Work to complete: Every record should be copied exactly, except that pictures are to be omitted.

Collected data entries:
☆ ☆ ☆

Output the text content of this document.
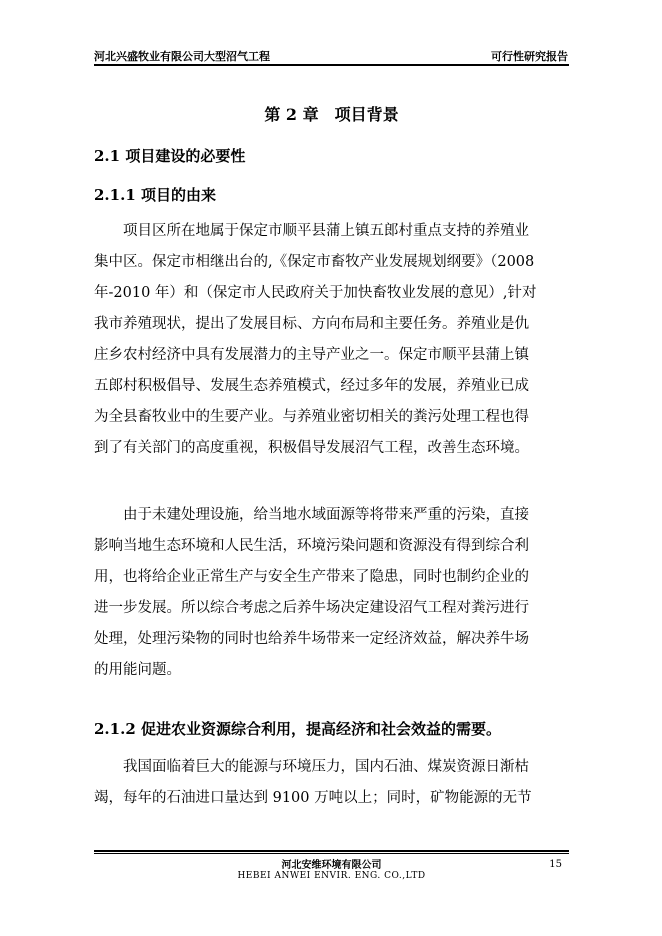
河北兴盛牧业有限公司大型沼气工程	可行性研究报告
第 2 章　项目背景
2.1 项目建设的必要性
2.1.1 项目的由来
项目区所在地属于保定市顺平县蒲上镇五郎村重点支持的养殖业
集中区。保定市相继出台的,《保定市畜牧产业发展规划纲要》（2008
年-2010 年）和（保定市人民政府关于加快畜牧业发展的意见）,针对
我市养殖现状，提出了发展目标、方向布局和主要任务。养殖业是仇
庄乡农村经济中具有发展潜力的主导产业之一。保定市顺平县蒲上镇
五郎村积极倡导、发展生态养殖模式，经过多年的发展，养殖业已成
为全县畜牧业中的生要产业。与养殖业密切相关的粪污处理工程也得
到了有关部门的高度重视，积极倡导发展沼气工程，改善生态环境。
由于未建处理设施，给当地水域面源等将带来严重的污染，直接
影响当地生态环境和人民生活，环境污染问题和资源没有得到综合利
用，也将给企业正常生产与安全生产带来了隐患，同时也制约企业的
进一步发展。所以综合考虑之后养牛场决定建设沼气工程对粪污进行
处理，处理污染物的同时也给养牛场带来一定经济效益，解决养牛场
的用能问题。
2.1.2 促进农业资源综合利用，提高经济和社会效益的需要。
我国面临着巨大的能源与环境压力，国内石油、煤炭资源日渐枯
竭，每年的石油进口量达到 9100 万吨以上；同时，矿物能源的无节
河北安维环境有限公司
HEBEI ANWEI ENVIR. ENG. CO.,LTD
15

☆ ☆ ☆

Exercise output:
Output the text content of this document.
河北兴盛牧业有限公司大型沼气工程	可行性研究报告
第 2 章　项目背景
2.1 项目建设的必要性
2.1.1 项目的由来
项目区所在地属于保定市顺平县蒲上镇五郎村重点支持的养殖业
集中区。保定市相继出台的,《保定市畜牧产业发展规划纲要》（2008
年-2010 年）和（保定市人民政府关于加快畜牧业发展的意见）,针对
我市养殖现状，提出了发展目标、方向布局和主要任务。养殖业是仇
庄乡农村经济中具有发展潜力的主导产业之一。保定市顺平县蒲上镇
五郎村积极倡导、发展生态养殖模式，经过多年的发展，养殖业已成
为全县畜牧业中的生要产业。与养殖业密切相关的粪污处理工程也得
到了有关部门的高度重视，积极倡导发展沼气工程，改善生态环境。
由于未建处理设施，给当地水域面源等将带来严重的污染，直接
影响当地生态环境和人民生活，环境污染问题和资源没有得到综合利
用，也将给企业正常生产与安全生产带来了隐患，同时也制约企业的
进一步发展。所以综合考虑之后养牛场决定建设沼气工程对粪污进行
处理，处理污染物的同时也给养牛场带来一定经济效益，解决养牛场
的用能问题。
2.1.2 促进农业资源综合利用，提高经济和社会效益的需要。
我国面临着巨大的能源与环境压力，国内石油、煤炭资源日渐枯
竭，每年的石油进口量达到 9100 万吨以上；同时，矿物能源的无节
河北安维环境有限公司
HEBEI ANWEI ENVIR. ENG. CO.,LTD
15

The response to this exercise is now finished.